# Exercise task:
Copy every line in the records below that contains the word "substances".

# Stored data:
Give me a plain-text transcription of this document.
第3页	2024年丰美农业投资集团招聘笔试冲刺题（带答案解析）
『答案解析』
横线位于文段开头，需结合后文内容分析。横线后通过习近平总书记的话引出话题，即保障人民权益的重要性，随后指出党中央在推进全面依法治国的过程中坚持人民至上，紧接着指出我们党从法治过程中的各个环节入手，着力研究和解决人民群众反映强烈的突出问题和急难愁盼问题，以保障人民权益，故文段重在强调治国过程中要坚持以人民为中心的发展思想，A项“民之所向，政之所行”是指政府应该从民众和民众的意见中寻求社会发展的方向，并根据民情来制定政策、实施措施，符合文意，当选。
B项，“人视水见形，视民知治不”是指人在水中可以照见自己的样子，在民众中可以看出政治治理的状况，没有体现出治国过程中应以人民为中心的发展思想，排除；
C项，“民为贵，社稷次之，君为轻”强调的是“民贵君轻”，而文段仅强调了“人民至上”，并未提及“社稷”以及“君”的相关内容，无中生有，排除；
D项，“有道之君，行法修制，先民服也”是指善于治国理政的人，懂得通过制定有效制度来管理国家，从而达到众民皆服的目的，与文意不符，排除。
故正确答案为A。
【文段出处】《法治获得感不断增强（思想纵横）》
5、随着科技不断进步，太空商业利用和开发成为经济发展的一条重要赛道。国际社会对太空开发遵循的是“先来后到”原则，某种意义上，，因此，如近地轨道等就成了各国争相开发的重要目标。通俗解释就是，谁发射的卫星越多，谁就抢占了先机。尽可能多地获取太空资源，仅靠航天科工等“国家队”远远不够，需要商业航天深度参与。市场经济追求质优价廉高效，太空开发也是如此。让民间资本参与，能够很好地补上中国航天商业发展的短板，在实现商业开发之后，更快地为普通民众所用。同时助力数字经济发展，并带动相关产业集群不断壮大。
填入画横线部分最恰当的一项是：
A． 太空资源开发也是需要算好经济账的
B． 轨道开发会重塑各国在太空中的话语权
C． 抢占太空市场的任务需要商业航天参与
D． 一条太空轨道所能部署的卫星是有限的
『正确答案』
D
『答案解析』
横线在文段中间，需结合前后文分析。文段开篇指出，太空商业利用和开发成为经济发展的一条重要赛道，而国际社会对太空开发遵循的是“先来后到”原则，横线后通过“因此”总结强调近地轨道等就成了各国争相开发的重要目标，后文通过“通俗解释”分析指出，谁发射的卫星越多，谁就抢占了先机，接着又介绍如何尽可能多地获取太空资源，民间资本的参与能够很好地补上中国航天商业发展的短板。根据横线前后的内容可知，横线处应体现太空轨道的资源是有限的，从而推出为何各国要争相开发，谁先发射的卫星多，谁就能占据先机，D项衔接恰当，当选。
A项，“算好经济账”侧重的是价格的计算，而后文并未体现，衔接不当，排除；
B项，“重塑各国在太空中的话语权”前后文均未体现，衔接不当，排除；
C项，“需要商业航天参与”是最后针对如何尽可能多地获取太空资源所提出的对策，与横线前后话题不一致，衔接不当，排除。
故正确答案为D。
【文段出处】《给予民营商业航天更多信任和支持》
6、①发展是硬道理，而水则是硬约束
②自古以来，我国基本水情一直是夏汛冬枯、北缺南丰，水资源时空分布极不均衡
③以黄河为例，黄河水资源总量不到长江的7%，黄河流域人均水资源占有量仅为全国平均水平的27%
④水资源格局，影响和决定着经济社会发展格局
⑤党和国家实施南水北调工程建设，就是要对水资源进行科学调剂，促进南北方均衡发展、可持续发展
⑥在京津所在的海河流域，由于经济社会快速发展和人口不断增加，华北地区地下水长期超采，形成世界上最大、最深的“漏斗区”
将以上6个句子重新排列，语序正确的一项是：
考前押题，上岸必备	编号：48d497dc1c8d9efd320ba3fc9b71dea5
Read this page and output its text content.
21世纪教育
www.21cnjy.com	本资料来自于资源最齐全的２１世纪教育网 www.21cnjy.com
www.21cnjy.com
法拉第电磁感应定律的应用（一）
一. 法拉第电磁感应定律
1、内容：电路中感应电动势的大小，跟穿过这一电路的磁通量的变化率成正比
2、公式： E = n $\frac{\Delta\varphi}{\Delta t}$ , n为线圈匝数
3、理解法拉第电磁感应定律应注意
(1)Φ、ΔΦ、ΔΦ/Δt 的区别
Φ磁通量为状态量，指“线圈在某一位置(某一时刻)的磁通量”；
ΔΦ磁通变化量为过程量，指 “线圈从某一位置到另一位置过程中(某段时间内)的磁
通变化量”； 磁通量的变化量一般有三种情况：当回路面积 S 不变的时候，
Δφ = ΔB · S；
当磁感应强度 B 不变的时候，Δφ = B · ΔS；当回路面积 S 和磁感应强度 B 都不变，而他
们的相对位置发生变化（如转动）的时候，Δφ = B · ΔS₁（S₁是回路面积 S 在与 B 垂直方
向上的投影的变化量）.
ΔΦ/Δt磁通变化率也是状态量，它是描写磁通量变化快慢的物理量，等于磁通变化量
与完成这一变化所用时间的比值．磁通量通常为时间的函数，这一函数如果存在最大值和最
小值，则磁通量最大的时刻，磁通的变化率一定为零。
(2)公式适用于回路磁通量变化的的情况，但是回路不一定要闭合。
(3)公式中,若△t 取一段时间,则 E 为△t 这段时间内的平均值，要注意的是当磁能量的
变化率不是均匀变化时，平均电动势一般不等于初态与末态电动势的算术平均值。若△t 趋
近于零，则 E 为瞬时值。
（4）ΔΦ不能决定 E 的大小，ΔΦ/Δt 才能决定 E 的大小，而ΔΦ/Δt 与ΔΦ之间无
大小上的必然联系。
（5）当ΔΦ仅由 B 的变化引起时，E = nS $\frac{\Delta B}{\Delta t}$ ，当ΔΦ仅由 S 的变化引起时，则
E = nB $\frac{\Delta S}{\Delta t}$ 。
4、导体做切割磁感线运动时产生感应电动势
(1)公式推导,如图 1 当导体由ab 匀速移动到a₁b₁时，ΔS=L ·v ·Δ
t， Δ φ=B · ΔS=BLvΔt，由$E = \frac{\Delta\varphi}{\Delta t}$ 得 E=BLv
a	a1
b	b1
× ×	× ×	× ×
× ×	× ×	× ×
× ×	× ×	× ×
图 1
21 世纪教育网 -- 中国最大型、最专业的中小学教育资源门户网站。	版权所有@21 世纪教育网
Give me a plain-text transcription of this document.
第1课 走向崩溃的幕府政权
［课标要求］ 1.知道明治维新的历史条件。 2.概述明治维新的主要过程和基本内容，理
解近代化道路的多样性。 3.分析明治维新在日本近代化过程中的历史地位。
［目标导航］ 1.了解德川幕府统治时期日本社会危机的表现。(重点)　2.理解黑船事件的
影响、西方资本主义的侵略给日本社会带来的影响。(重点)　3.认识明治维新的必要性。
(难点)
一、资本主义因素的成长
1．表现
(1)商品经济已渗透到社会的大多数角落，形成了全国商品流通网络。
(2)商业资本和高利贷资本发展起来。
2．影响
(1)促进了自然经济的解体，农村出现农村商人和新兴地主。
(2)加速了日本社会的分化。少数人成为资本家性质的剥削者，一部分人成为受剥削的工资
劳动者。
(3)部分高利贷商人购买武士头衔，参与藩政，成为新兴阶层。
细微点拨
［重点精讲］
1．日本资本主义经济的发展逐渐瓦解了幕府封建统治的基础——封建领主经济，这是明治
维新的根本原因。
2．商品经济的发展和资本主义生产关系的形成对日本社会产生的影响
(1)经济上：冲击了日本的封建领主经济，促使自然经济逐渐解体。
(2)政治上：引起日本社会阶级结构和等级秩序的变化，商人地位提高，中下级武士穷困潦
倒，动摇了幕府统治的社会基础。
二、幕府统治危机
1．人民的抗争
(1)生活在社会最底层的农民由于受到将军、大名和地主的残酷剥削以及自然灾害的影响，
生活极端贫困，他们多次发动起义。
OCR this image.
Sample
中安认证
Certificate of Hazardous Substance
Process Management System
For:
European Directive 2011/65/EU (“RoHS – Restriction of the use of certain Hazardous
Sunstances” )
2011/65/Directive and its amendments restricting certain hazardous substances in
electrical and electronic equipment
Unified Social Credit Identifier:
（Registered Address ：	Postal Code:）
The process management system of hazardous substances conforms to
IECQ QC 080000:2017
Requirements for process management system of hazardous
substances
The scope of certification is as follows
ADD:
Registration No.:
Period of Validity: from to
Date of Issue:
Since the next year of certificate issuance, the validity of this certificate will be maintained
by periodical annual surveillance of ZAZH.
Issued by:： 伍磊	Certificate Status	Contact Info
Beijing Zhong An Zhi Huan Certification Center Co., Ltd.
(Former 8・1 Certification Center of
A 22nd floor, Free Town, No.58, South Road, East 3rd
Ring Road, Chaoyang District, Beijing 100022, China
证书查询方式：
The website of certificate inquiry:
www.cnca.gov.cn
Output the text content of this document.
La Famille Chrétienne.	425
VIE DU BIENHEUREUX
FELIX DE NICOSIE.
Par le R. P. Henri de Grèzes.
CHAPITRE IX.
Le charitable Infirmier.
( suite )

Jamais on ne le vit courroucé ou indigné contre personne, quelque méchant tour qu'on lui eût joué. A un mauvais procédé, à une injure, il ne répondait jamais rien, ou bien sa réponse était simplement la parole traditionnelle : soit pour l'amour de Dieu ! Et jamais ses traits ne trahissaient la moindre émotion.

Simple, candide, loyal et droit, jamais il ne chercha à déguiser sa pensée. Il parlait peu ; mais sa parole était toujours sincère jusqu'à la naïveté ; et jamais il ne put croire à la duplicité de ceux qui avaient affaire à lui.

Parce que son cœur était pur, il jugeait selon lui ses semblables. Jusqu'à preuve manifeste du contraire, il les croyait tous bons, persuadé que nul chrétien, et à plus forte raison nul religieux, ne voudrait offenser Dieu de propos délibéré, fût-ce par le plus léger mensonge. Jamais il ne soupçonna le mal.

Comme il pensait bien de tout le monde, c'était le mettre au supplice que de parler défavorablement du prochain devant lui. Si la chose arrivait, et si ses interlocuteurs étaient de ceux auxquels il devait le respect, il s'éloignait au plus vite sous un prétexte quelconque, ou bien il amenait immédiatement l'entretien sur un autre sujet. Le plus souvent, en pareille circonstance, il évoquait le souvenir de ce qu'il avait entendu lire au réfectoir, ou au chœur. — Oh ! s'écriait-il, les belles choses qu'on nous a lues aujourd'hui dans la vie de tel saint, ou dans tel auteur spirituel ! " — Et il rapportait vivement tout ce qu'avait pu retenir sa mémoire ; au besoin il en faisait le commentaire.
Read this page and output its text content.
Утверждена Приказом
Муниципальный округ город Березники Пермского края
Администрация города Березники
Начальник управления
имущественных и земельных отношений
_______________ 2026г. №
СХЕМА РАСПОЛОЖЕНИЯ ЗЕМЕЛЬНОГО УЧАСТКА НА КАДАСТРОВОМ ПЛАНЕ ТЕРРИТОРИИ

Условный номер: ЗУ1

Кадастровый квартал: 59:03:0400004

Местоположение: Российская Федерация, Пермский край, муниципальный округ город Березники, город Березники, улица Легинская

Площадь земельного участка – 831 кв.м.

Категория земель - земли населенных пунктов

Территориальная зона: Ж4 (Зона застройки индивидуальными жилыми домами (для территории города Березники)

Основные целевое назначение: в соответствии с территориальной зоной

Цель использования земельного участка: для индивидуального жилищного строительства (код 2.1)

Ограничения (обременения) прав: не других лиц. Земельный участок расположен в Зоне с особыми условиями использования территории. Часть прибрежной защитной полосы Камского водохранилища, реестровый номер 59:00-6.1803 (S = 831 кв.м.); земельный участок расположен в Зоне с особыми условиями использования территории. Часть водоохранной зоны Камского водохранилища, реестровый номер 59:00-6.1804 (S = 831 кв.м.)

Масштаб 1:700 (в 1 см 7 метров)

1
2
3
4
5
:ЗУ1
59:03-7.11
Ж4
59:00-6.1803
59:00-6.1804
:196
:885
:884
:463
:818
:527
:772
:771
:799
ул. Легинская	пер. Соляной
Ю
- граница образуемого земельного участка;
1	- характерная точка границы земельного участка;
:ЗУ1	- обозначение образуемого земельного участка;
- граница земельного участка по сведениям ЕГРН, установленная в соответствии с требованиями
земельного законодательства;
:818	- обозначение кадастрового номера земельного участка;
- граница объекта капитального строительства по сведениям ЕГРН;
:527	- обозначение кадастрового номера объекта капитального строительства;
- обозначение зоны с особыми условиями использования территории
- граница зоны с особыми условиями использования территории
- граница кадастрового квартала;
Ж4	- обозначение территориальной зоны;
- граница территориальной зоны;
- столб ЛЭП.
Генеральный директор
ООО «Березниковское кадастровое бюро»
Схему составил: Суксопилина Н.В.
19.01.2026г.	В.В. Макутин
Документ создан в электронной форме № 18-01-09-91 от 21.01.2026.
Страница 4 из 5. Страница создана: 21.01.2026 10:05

# Output of the exercise:
2011/65/Directive and its amendments restricting certain hazardous substances in
The process management system of hazardous substances conforms to
substances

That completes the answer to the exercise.